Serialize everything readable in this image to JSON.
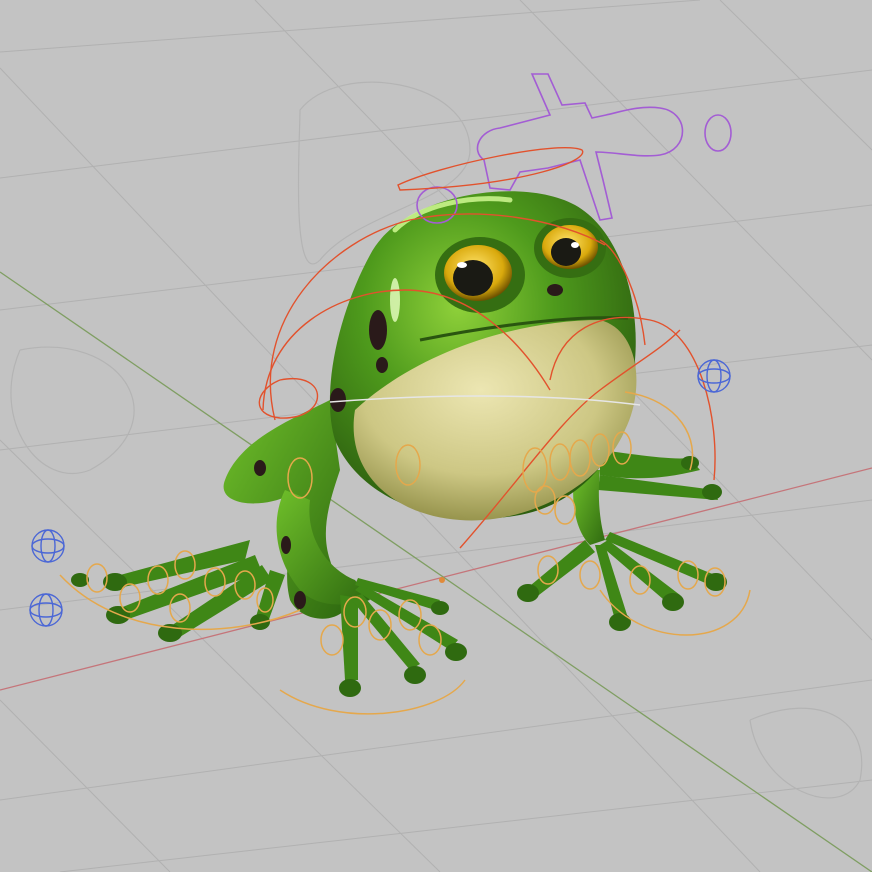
{
  "viewport": {
    "mode": "3d-viewport",
    "background": "#c3c3c3",
    "grid_color": "#b0b0b0",
    "axis_x_color": "#c0666b",
    "axis_y_color": "#7a9a5a"
  },
  "model": {
    "name": "frog",
    "body_color": "#4f9a1a",
    "belly_color": "#d7d08c",
    "eye_color": "#e2b80e"
  },
  "rig": {
    "ik_controls_color": "#e3a64a",
    "fk_controls_color": "#e04a2a",
    "root_control_color": "#9a5ad0",
    "pole_targets_color": "#4b67d6",
    "pole_targets": [
      "pole-target-front-left",
      "pole-target-back-left",
      "pole-target-back-right"
    ]
  }
}
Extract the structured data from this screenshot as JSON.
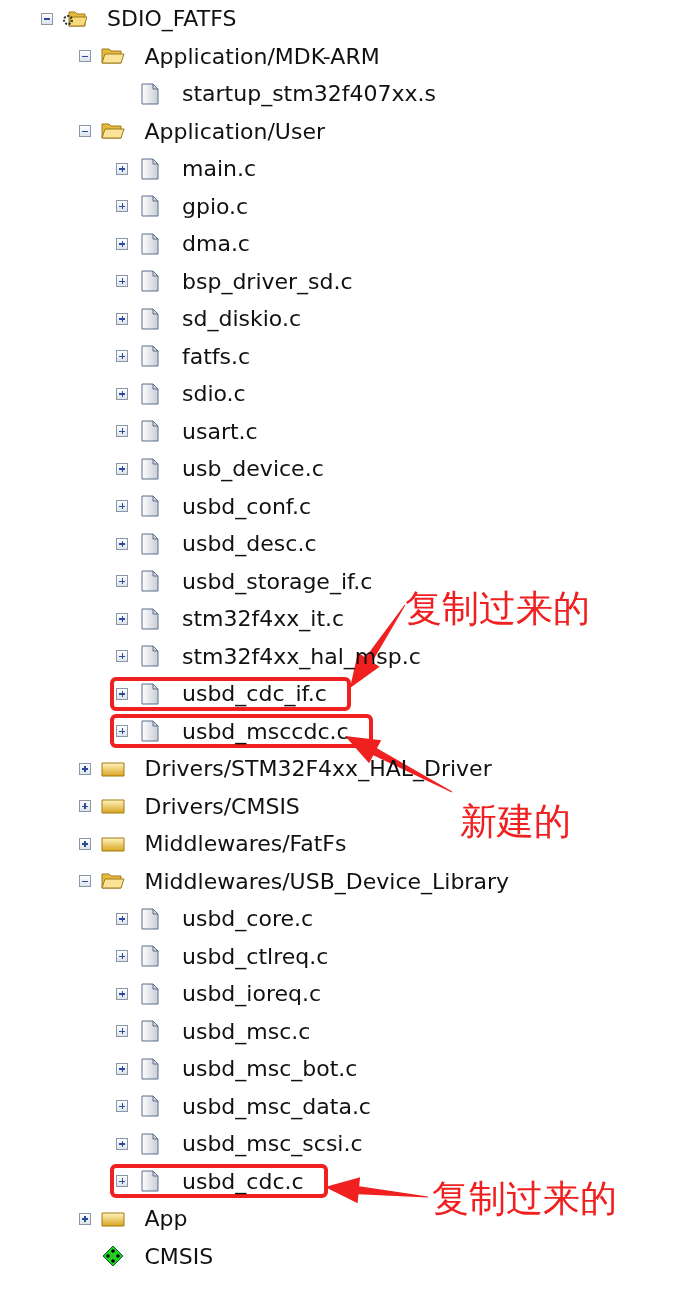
{
  "project_tree": {
    "root": {
      "label": "SDIO_FATFS",
      "kind": "project",
      "expanded": true,
      "children": [
        {
          "label": "Application/MDK-ARM",
          "kind": "group",
          "expanded": true,
          "children": [
            {
              "label": "startup_stm32f407xx.s",
              "kind": "file"
            }
          ]
        },
        {
          "label": "Application/User",
          "kind": "group",
          "expanded": true,
          "children": [
            {
              "label": "main.c",
              "kind": "file",
              "expanded": false
            },
            {
              "label": "gpio.c",
              "kind": "file",
              "expanded": false
            },
            {
              "label": "dma.c",
              "kind": "file",
              "expanded": false
            },
            {
              "label": "bsp_driver_sd.c",
              "kind": "file",
              "expanded": false
            },
            {
              "label": "sd_diskio.c",
              "kind": "file",
              "expanded": false
            },
            {
              "label": "fatfs.c",
              "kind": "file",
              "expanded": false
            },
            {
              "label": "sdio.c",
              "kind": "file",
              "expanded": false
            },
            {
              "label": "usart.c",
              "kind": "file",
              "expanded": false
            },
            {
              "label": "usb_device.c",
              "kind": "file",
              "expanded": false
            },
            {
              "label": "usbd_conf.c",
              "kind": "file",
              "expanded": false
            },
            {
              "label": "usbd_desc.c",
              "kind": "file",
              "expanded": false
            },
            {
              "label": "usbd_storage_if.c",
              "kind": "file",
              "expanded": false
            },
            {
              "label": "stm32f4xx_it.c",
              "kind": "file",
              "expanded": false
            },
            {
              "label": "stm32f4xx_hal_msp.c",
              "kind": "file",
              "expanded": false
            },
            {
              "label": "usbd_cdc_if.c",
              "kind": "file",
              "expanded": false,
              "highlighted": true
            },
            {
              "label": "usbd_msccdc.c",
              "kind": "file",
              "expanded": false,
              "highlighted": true
            }
          ]
        },
        {
          "label": "Drivers/STM32F4xx_HAL_Driver",
          "kind": "group",
          "expanded": false
        },
        {
          "label": "Drivers/CMSIS",
          "kind": "group",
          "expanded": false
        },
        {
          "label": "Middlewares/FatFs",
          "kind": "group",
          "expanded": false
        },
        {
          "label": "Middlewares/USB_Device_Library",
          "kind": "group",
          "expanded": true,
          "children": [
            {
              "label": "usbd_core.c",
              "kind": "file",
              "expanded": false
            },
            {
              "label": "usbd_ctlreq.c",
              "kind": "file",
              "expanded": false
            },
            {
              "label": "usbd_ioreq.c",
              "kind": "file",
              "expanded": false
            },
            {
              "label": "usbd_msc.c",
              "kind": "file",
              "expanded": false
            },
            {
              "label": "usbd_msc_bot.c",
              "kind": "file",
              "expanded": false
            },
            {
              "label": "usbd_msc_data.c",
              "kind": "file",
              "expanded": false
            },
            {
              "label": "usbd_msc_scsi.c",
              "kind": "file",
              "expanded": false
            },
            {
              "label": "usbd_cdc.c",
              "kind": "file",
              "expanded": false,
              "highlighted": true
            }
          ]
        },
        {
          "label": "App",
          "kind": "group",
          "expanded": false
        },
        {
          "label": "CMSIS",
          "kind": "component"
        }
      ]
    }
  },
  "annotations": [
    {
      "text": "复制过来的"
    },
    {
      "text": "新建的"
    },
    {
      "text": "复制过来的"
    }
  ]
}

What to produce
What is needed is an exact reproduction of the data, pictures excluded.

Written answer
Serialize everything readable in this image to JSON.
{
  "viewport": {
    "mode": "3d-viewport",
    "background": "#c3c3c3",
    "grid_color": "#b0b0b0",
    "axis_x_color": "#c0666b",
    "axis_y_color": "#7a9a5a"
  },
  "model": {
    "name": "frog",
    "body_color": "#4f9a1a",
    "belly_color": "#d7d08c",
    "eye_color": "#e2b80e"
  },
  "rig": {
    "ik_controls_color": "#e3a64a",
    "fk_controls_color": "#e04a2a",
    "root_control_color": "#9a5ad0",
    "pole_targets_color": "#4b67d6",
    "pole_targets": [
      "pole-target-front-left",
      "pole-target-back-left",
      "pole-target-back-right"
    ]
  }
}
Extract the structured data from this screenshot as JSON.
{
  "project_tree": {
    "root": {
      "label": "SDIO_FATFS",
      "kind": "project",
      "expanded": true,
      "children": [
        {
          "label": "Application/MDK-ARM",
          "kind": "group",
          "expanded": true,
          "children": [
            {
              "label": "startup_stm32f407xx.s",
              "kind": "file"
            }
          ]
        },
        {
          "label": "Application/User",
          "kind": "group",
          "expanded": true,
          "children": [
            {
              "label": "main.c",
              "kind": "file",
              "expanded": false
            },
            {
              "label": "gpio.c",
              "kind": "file",
              "expanded": false
            },
            {
              "label": "dma.c",
              "kind": "file",
              "expanded": false
            },
            {
              "label": "bsp_driver_sd.c",
              "kind": "file",
              "expanded": false
            },
            {
              "label": "sd_diskio.c",
              "kind": "file",
              "expanded": false
            },
            {
              "label": "fatfs.c",
              "kind": "file",
              "expanded": false
            },
            {
              "label": "sdio.c",
              "kind": "file",
              "expanded": false
            },
            {
              "label": "usart.c",
              "kind": "file",
              "expanded": false
            },
            {
              "label": "usb_device.c",
              "kind": "file",
              "expanded": false
            },
            {
              "label": "usbd_conf.c",
              "kind": "file",
              "expanded": false
            },
            {
              "label": "usbd_desc.c",
              "kind": "file",
              "expanded": false
            },
            {
              "label": "usbd_storage_if.c",
              "kind": "file",
              "expanded": false
            },
            {
              "label": "stm32f4xx_it.c",
              "kind": "file",
              "expanded": false
            },
            {
              "label": "stm32f4xx_hal_msp.c",
              "kind": "file",
              "expanded": false
            },
            {
              "label": "usbd_cdc_if.c",
              "kind": "file",
              "expanded": false,
              "highlighted": true
            },
            {
              "label": "usbd_msccdc.c",
              "kind": "file",
              "expanded": false,
              "highlighted": true
            }
          ]
        },
        {
          "label": "Drivers/STM32F4xx_HAL_Driver",
          "kind": "group",
          "expanded": false
        },
        {
          "label": "Drivers/CMSIS",
          "kind": "group",
          "expanded": false
        },
        {
          "label": "Middlewares/FatFs",
          "kind": "group",
          "expanded": false
        },
        {
          "label": "Middlewares/USB_Device_Library",
          "kind": "group",
          "expanded": true,
          "children": [
            {
              "label": "usbd_core.c",
              "kind": "file",
              "expanded": false
            },
            {
              "label": "usbd_ctlreq.c",
              "kind": "file",
              "expanded": false
            },
            {
              "label": "usbd_ioreq.c",
              "kind": "file",
              "expanded": false
            },
            {
              "label": "usbd_msc.c",
              "kind": "file",
              "expanded": false
            },
            {
              "label": "usbd_msc_bot.c",
              "kind": "file",
              "expanded": false
            },
            {
              "label": "usbd_msc_data.c",
              "kind": "file",
              "expanded": false
            },
            {
              "label": "usbd_msc_scsi.c",
              "kind": "file",
              "expanded": false
            },
            {
              "label": "usbd_cdc.c",
              "kind": "file",
              "expanded": false,
              "highlighted": true
            }
          ]
        },
        {
          "label": "App",
          "kind": "group",
          "expanded": false
        },
        {
          "label": "CMSIS",
          "kind": "component"
        }
      ]
    }
  },
  "annotations": [
    {
      "text": "复制过来的"
    },
    {
      "text": "新建的"
    },
    {
      "text": "复制过来的"
    }
  ]
}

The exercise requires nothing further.